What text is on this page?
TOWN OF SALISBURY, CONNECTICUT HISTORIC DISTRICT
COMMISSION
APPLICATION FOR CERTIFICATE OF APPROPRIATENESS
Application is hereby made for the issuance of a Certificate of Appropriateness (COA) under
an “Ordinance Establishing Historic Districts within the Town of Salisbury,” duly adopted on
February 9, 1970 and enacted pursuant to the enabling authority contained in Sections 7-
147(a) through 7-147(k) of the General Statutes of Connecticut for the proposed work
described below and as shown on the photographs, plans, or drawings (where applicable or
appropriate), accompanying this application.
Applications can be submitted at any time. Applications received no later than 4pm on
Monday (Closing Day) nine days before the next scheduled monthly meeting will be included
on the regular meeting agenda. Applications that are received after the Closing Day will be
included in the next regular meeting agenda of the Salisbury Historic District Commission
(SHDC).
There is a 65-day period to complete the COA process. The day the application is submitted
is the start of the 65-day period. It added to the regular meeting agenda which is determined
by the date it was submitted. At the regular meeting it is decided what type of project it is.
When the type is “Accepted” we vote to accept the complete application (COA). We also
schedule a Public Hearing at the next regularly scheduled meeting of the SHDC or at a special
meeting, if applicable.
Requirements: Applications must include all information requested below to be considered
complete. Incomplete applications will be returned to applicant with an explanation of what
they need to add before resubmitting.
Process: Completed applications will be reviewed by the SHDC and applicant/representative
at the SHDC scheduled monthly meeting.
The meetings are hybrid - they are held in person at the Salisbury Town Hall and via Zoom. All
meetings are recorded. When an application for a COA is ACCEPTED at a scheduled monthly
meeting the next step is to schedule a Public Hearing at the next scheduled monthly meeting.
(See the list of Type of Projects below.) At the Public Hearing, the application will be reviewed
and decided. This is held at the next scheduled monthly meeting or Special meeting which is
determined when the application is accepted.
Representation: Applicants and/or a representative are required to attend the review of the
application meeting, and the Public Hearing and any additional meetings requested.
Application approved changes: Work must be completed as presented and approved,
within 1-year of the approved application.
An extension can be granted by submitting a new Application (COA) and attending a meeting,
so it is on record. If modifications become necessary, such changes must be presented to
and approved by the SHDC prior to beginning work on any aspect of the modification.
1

-----

Tally the lines of the data that hold the string "within". Answer with the number and nothing more.

Exercise answer:
2